▶ _INSTRUCTIONS FOR THE TASK_
Transcribe each line of the records below exactly, excluding any embedded images.
--------
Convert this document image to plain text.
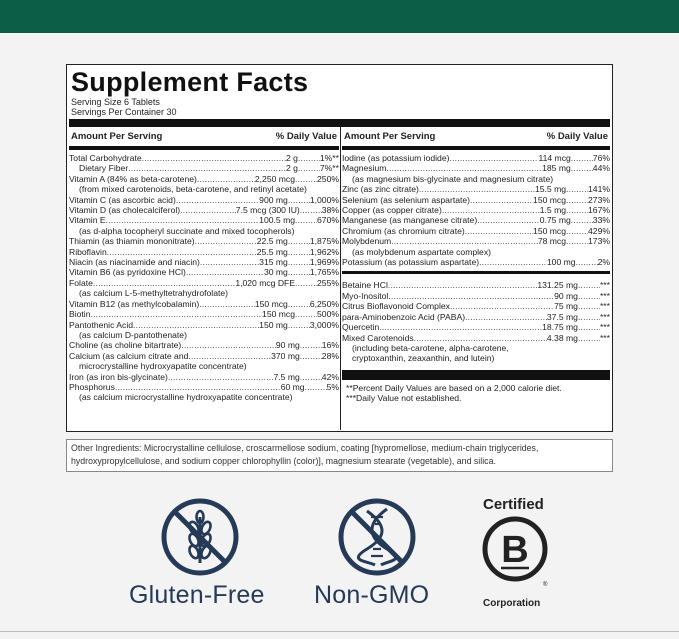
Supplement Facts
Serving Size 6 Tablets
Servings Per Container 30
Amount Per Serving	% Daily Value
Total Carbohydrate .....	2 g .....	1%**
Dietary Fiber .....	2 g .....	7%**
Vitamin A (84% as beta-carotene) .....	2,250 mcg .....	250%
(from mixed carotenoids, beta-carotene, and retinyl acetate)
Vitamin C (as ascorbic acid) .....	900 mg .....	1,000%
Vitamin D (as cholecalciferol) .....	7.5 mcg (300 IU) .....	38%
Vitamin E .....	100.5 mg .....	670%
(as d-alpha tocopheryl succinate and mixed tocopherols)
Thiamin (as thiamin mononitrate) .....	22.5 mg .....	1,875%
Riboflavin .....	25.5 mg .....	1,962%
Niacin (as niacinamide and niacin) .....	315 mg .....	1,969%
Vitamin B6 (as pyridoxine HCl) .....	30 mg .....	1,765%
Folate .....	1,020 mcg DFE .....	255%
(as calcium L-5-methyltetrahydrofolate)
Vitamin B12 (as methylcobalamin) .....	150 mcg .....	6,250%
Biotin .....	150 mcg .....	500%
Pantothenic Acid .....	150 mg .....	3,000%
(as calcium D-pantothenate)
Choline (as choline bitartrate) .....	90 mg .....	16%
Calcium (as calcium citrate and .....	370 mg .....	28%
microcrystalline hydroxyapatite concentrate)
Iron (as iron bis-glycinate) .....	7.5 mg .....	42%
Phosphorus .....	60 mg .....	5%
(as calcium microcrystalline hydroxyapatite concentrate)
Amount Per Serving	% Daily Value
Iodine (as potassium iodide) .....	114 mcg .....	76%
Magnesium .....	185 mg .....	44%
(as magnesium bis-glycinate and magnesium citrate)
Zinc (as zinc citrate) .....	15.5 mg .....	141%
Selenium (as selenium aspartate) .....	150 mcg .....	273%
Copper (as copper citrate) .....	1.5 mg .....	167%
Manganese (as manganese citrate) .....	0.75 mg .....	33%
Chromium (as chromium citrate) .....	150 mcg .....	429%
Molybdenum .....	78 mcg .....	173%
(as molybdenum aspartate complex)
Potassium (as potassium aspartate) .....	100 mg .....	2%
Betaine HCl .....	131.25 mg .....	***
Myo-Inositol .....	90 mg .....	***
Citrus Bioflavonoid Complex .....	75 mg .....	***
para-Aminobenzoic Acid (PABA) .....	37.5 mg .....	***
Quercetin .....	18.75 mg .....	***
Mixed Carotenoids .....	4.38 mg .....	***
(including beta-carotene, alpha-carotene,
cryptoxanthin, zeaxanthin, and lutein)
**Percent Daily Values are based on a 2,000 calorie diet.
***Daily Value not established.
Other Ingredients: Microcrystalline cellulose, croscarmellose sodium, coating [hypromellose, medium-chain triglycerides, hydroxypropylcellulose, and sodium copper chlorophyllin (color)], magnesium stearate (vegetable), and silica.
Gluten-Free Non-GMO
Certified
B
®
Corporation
--------
▶ _SOLUTION TO THIS TASK_
Convert this document image to plain text.
Supplement Facts
Serving Size 6 Tablets
Servings Per Container 30
Amount Per Serving	% Daily Value
Total Carbohydrate .....	2 g .....	1%**
Dietary Fiber .....	2 g .....	7%**
Vitamin A (84% as beta-carotene) .....	2,250 mcg .....	250%
(from mixed carotenoids, beta-carotene, and retinyl acetate)
Vitamin C (as ascorbic acid) .....	900 mg .....	1,000%
Vitamin D (as cholecalciferol) .....	7.5 mcg (300 IU) .....	38%
Vitamin E .....	100.5 mg .....	670%
(as d-alpha tocopheryl succinate and mixed tocopherols)
Thiamin (as thiamin mononitrate) .....	22.5 mg .....	1,875%
Riboflavin .....	25.5 mg .....	1,962%
Niacin (as niacinamide and niacin) .....	315 mg .....	1,969%
Vitamin B6 (as pyridoxine HCl) .....	30 mg .....	1,765%
Folate .....	1,020 mcg DFE .....	255%
(as calcium L-5-methyltetrahydrofolate)
Vitamin B12 (as methylcobalamin) .....	150 mcg .....	6,250%
Biotin .....	150 mcg .....	500%
Pantothenic Acid .....	150 mg .....	3,000%
(as calcium D-pantothenate)
Choline (as choline bitartrate) .....	90 mg .....	16%
Calcium (as calcium citrate and .....	370 mg .....	28%
microcrystalline hydroxyapatite concentrate)
Iron (as iron bis-glycinate) .....	7.5 mg .....	42%
Phosphorus .....	60 mg .....	5%
(as calcium microcrystalline hydroxyapatite concentrate)
Amount Per Serving	% Daily Value
Iodine (as potassium iodide) .....	114 mcg .....	76%
Magnesium .....	185 mg .....	44%
(as magnesium bis-glycinate and magnesium citrate)
Zinc (as zinc citrate) .....	15.5 mg .....	141%
Selenium (as selenium aspartate) .....	150 mcg .....	273%
Copper (as copper citrate) .....	1.5 mg .....	167%
Manganese (as manganese citrate) .....	0.75 mg .....	33%
Chromium (as chromium citrate) .....	150 mcg .....	429%
Molybdenum .....	78 mcg .....	173%
(as molybdenum aspartate complex)
Potassium (as potassium aspartate) .....	100 mg .....	2%
Betaine HCl .....	131.25 mg .....	***
Myo-Inositol .....	90 mg .....	***
Citrus Bioflavonoid Complex .....	75 mg .....	***
para-Aminobenzoic Acid (PABA) .....	37.5 mg .....	***
Quercetin .....	18.75 mg .....	***
Mixed Carotenoids .....	4.38 mg .....	***
(including beta-carotene, alpha-carotene,
cryptoxanthin, zeaxanthin, and lutein)
**Percent Daily Values are based on a 2,000 calorie diet.
***Daily Value not established.
Other Ingredients: Microcrystalline cellulose, croscarmellose sodium, coating [hypromellose, medium-chain triglycerides, hydroxypropylcellulose, and sodium copper chlorophyllin (color)], magnesium stearate (vegetable), and silica.
Gluten-Free Non-GMO
Certified
B
®
Corporation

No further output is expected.